**What you have to do:** Pick out the lines below with "colors" and list them.

**Data to use:**
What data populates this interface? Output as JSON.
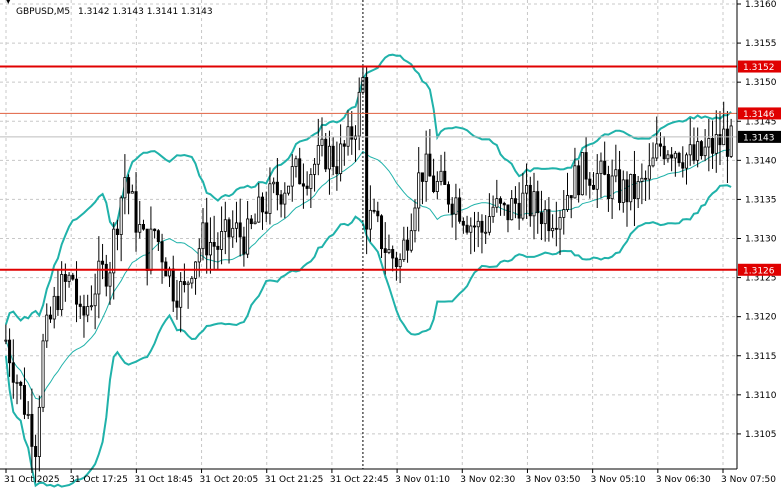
{
  "symbol_header": {
    "symbol": "GBPUSD,M5",
    "ohlc": "1.3142 1.3143 1.3141 1.3143"
  },
  "colors": {
    "background": "#ffffff",
    "grid": "#c8c8c8",
    "candle": "#000000",
    "bollinger": "#20b2aa",
    "level_line": "#e00000",
    "level_line_thin": "#e06040",
    "current_price_label_bg": "#000000",
    "level_label_bg": "#e00000"
  },
  "chart_data": {
    "type": "candlestick",
    "ylim": [
      1.31,
      1.316
    ],
    "y_ticks": [
      "1.3160",
      "1.3155",
      "1.3150",
      "1.3145",
      "1.3140",
      "1.3135",
      "1.3130",
      "1.3125",
      "1.3120",
      "1.3115",
      "1.3110",
      "1.3105"
    ],
    "x_ticks": [
      "31 Oct 2025",
      "31 Oct 17:25",
      "31 Oct 18:45",
      "31 Oct 20:05",
      "31 Oct 21:25",
      "31 Oct 22:45",
      "3 Nov 01:10",
      "3 Nov 02:30",
      "3 Nov 03:50",
      "3 Nov 05:10",
      "3 Nov 06:30",
      "3 Nov 07:50"
    ],
    "levels": [
      {
        "label": "1.3152",
        "value": 1.3152,
        "style": "thick"
      },
      {
        "label": "1.3146",
        "value": 1.3146,
        "style": "thin"
      },
      {
        "label": "1.3126",
        "value": 1.3126,
        "style": "thick"
      }
    ],
    "current_price": {
      "label": "1.3143",
      "value": 1.3143
    },
    "session_separator_index": 96,
    "candles": [],
    "bands": {
      "upper": [],
      "middle": [],
      "lower": []
    }
  }
}
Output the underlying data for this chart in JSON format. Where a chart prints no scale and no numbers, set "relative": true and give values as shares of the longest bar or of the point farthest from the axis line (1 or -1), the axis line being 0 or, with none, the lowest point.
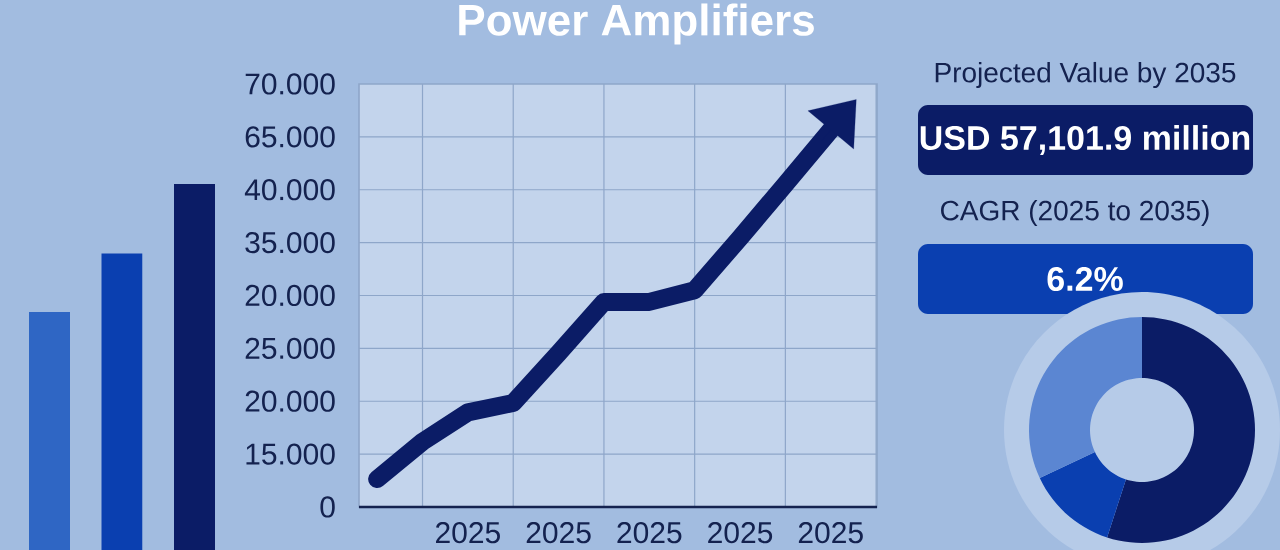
{
  "chart_data": [
    {
      "type": "bar",
      "relative": true,
      "categories": [
        null,
        null,
        null
      ],
      "values": [
        0.65,
        0.81,
        1
      ],
      "colors": [
        "#2f66c4",
        "#0a3fb0",
        "#0b1c66"
      ]
    },
    {
      "type": "line",
      "title": "Power Amplifiers",
      "relative": true,
      "categories": [
        null,
        null,
        "2025",
        null,
        "2025",
        null,
        "2025",
        null,
        "2025",
        null,
        "2025",
        null
      ],
      "values": [
        0.074,
        0.173,
        0.251,
        0.276,
        0.408,
        0.544,
        0.544,
        0.575,
        0.714,
        0.856,
        1,
        null
      ],
      "color": "#0b1c66",
      "line_style": "solid",
      "grid": true,
      "annotations": [
        "70.000",
        "65.000",
        "40.000",
        "35.000",
        "20.000",
        "25.000",
        "20.000",
        "15.000",
        "0"
      ]
    },
    {
      "type": "other",
      "annotations": [
        "Projected Value by 2035",
        "USD 57,101.9 million",
        "CAGR (2025 to 2035)",
        "6.2%"
      ]
    },
    {
      "type": "donut",
      "categories": [
        null,
        null,
        null
      ],
      "values": [
        55,
        13,
        32
      ],
      "colors": [
        "#0b1c66",
        "#0a3fb0",
        "#5b86d2"
      ]
    }
  ]
}
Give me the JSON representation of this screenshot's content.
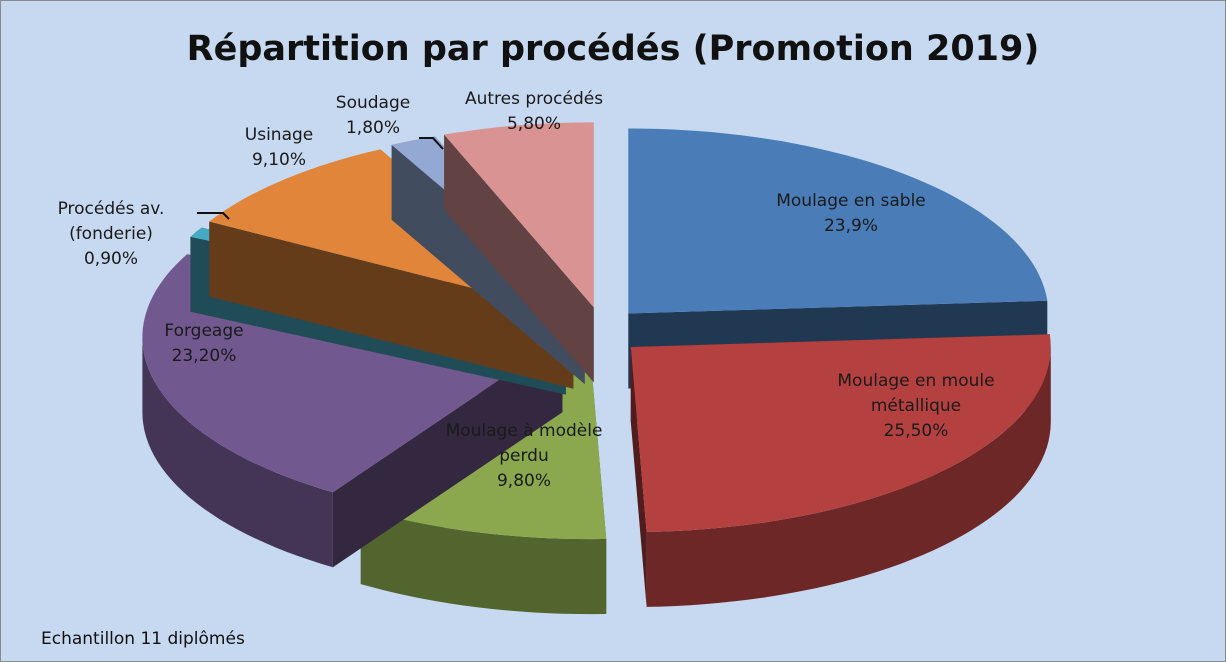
{
  "chart_data": {
    "type": "pie3d",
    "title": "Répartition par procédés (Promotion 2019)",
    "categories": [
      "Moulage en sable",
      "Moulage en moule métallique",
      "Moulage à modèle perdu",
      "Forgeage",
      "Procédés av. (fonderie)",
      "Usinage",
      "Soudage",
      "Autres procédés"
    ],
    "values": [
      23.9,
      25.5,
      9.8,
      23.2,
      0.9,
      9.1,
      1.8,
      5.8
    ],
    "value_labels": [
      "23,9%",
      "25,50%",
      "9,80%",
      "23,20%",
      "0,90%",
      "9,10%",
      "1,80%",
      "5,80%"
    ],
    "colors": [
      "#4a7cb8",
      "#b4413f",
      "#8ba84e",
      "#71598f",
      "#45a9c2",
      "#e0853a",
      "#93a8d3",
      "#d99392"
    ],
    "annotation": "Echantillon 11 diplômés"
  }
}
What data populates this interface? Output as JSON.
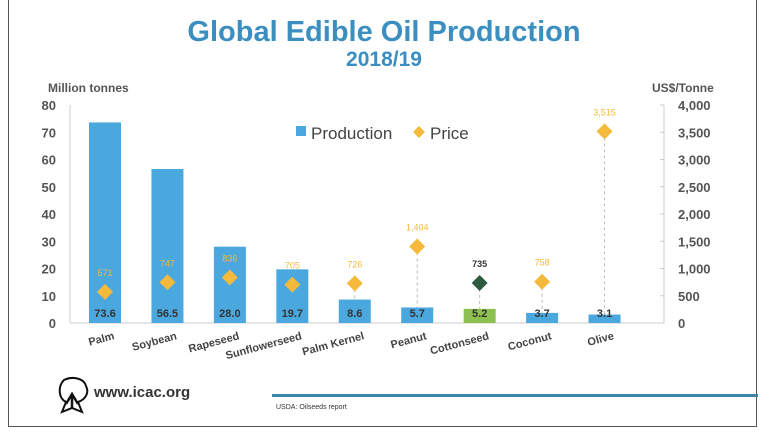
{
  "chart_data": {
    "type": "bar",
    "title": "Global Edible Oil Production",
    "subtitle": "2018/19",
    "categories": [
      "Palm",
      "Soybean",
      "Rapeseed",
      "Sunflowerseed",
      "Palm Kernel",
      "Peanut",
      "Cottonseed",
      "Coconut",
      "Olive"
    ],
    "series": [
      {
        "name": "Production",
        "type": "bar",
        "axis": "left",
        "values": [
          73.6,
          56.5,
          28.0,
          19.7,
          8.6,
          5.7,
          5.2,
          3.7,
          3.1
        ],
        "labels": [
          "73.6",
          "56.5",
          "28.0",
          "19.7",
          "8.6",
          "5.7",
          "5.2",
          "3.7",
          "3.1"
        ]
      },
      {
        "name": "Price",
        "type": "scatter",
        "axis": "right",
        "values": [
          571,
          747,
          836,
          705,
          726,
          1404,
          735,
          758,
          3515
        ],
        "labels": [
          "571",
          "747",
          "836",
          "705",
          "726",
          "1,404",
          "735",
          "758",
          "3,515"
        ]
      }
    ],
    "ylabel": "Million tonnes",
    "ylim": [
      0,
      80
    ],
    "yticks": [
      "0",
      "10",
      "20",
      "30",
      "40",
      "50",
      "60",
      "70",
      "80"
    ],
    "y2label": "US$/Tonne",
    "y2lim": [
      0,
      4000
    ],
    "y2ticks": [
      "0",
      "500",
      "1,000",
      "1,500",
      "2,000",
      "2,500",
      "3,000",
      "3,500",
      "4,000"
    ],
    "legend": {
      "placement": "top-center",
      "entries": [
        "Production",
        "Price"
      ]
    },
    "grid": false,
    "highlight_category": "Cottonseed",
    "colors": {
      "bar": "#4aa8de",
      "bar_highlight": "#8cc152",
      "price": "#f5b93c",
      "price_highlight": "#2b5a41",
      "price_label": "#f5b93c",
      "title": "#3a8fc0"
    }
  },
  "footer": {
    "site": "www.icac.org",
    "source": "USDA: Oilseeds report"
  }
}
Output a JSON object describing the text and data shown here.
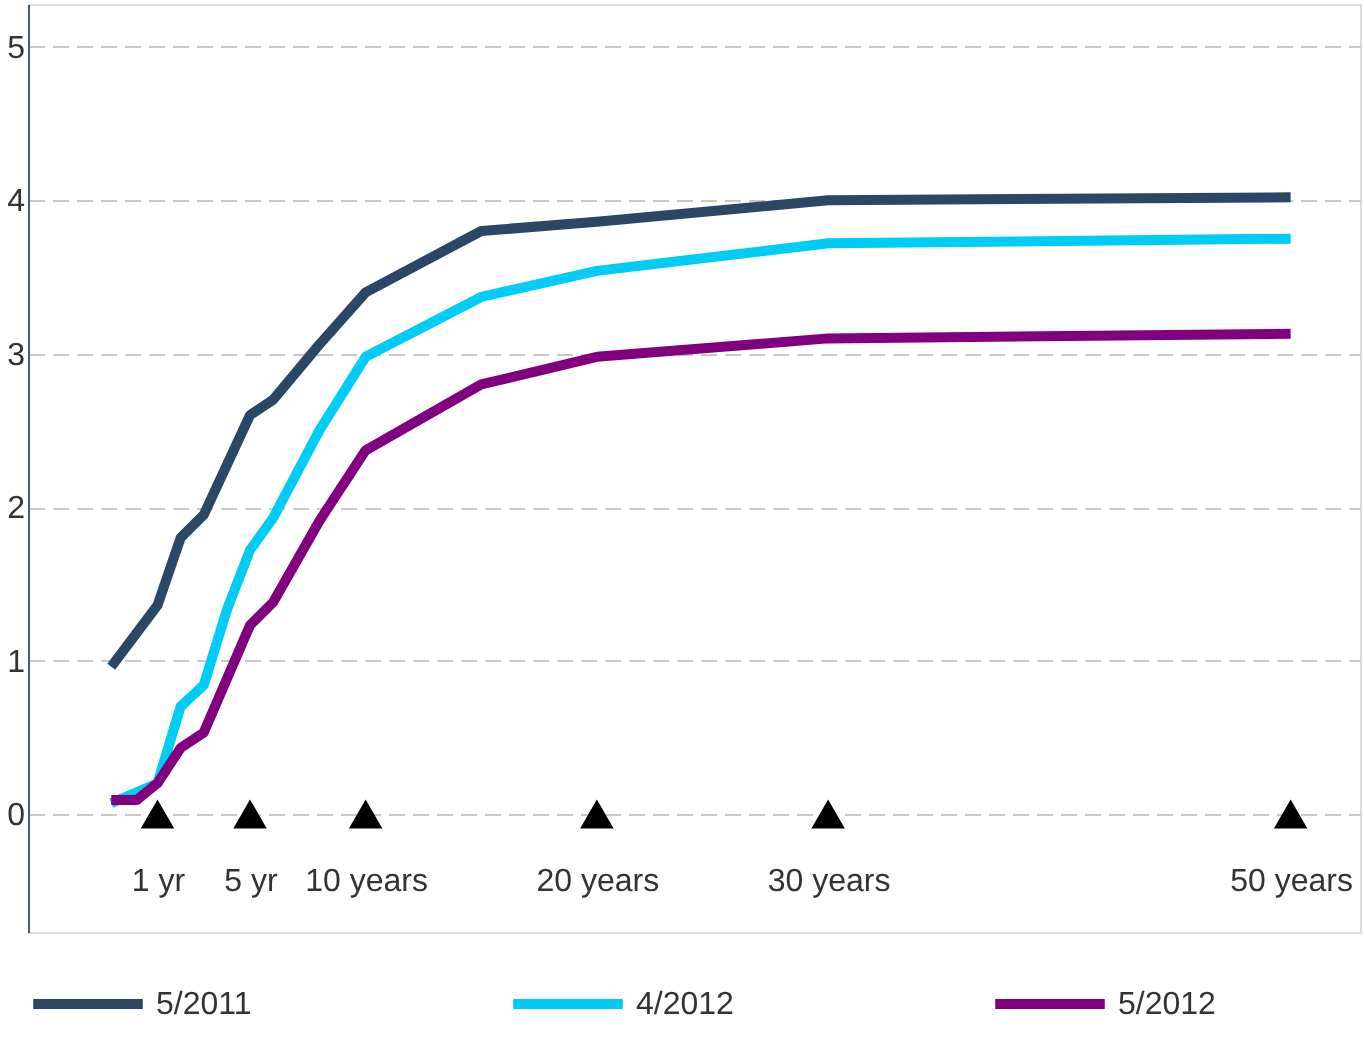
{
  "chart_data": {
    "type": "line",
    "xlim": [
      -4.6,
      53
    ],
    "xticks": [
      {
        "value": 1,
        "label": "1 yr"
      },
      {
        "value": 5,
        "label": "5 yr"
      },
      {
        "value": 10,
        "label": "10 years"
      },
      {
        "value": 20,
        "label": "20 years"
      },
      {
        "value": 30,
        "label": "30 years"
      },
      {
        "value": 50,
        "label": "50 years"
      }
    ],
    "ylim": [
      -0.77,
      5.28
    ],
    "yticks": [
      0,
      1,
      2,
      3,
      4,
      5
    ],
    "grid": "y",
    "legend": "bottom",
    "line_style": "solid",
    "marker": "none",
    "series": [
      {
        "name": "5/2011",
        "color": "#2c4766",
        "x": [
          -1,
          1,
          2,
          3,
          5,
          6,
          8,
          10,
          15,
          20,
          30,
          50
        ],
        "values": [
          0.96,
          1.36,
          1.8,
          1.95,
          2.6,
          2.7,
          3.06,
          3.4,
          3.8,
          3.86,
          4.0,
          4.02
        ]
      },
      {
        "name": "4/2012",
        "color": "#00ccf5",
        "x": [
          -1,
          0.1,
          1,
          2,
          3,
          4,
          5,
          6,
          8,
          10,
          15,
          20,
          30,
          50
        ],
        "values": [
          0.07,
          0.14,
          0.2,
          0.7,
          0.84,
          1.33,
          1.72,
          1.93,
          2.5,
          2.98,
          3.37,
          3.54,
          3.72,
          3.75
        ]
      },
      {
        "name": "5/2012",
        "color": "#800080",
        "x": [
          -1,
          0.1,
          1,
          2,
          3,
          5,
          6,
          8,
          10,
          15,
          20,
          30,
          50
        ],
        "values": [
          0.09,
          0.09,
          0.2,
          0.43,
          0.53,
          1.23,
          1.38,
          1.91,
          2.37,
          2.8,
          2.98,
          3.1,
          3.13
        ]
      },
      {
        "type": "scatter",
        "marker": "triangle",
        "color": "#000000",
        "x": [
          1,
          5,
          10,
          20,
          30,
          50
        ],
        "values": [
          0,
          0,
          0,
          0,
          0,
          0
        ]
      }
    ]
  }
}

**In response:**
  "colors": {
      "colors": [
      "colors": [
    "colors": [
    "colors": {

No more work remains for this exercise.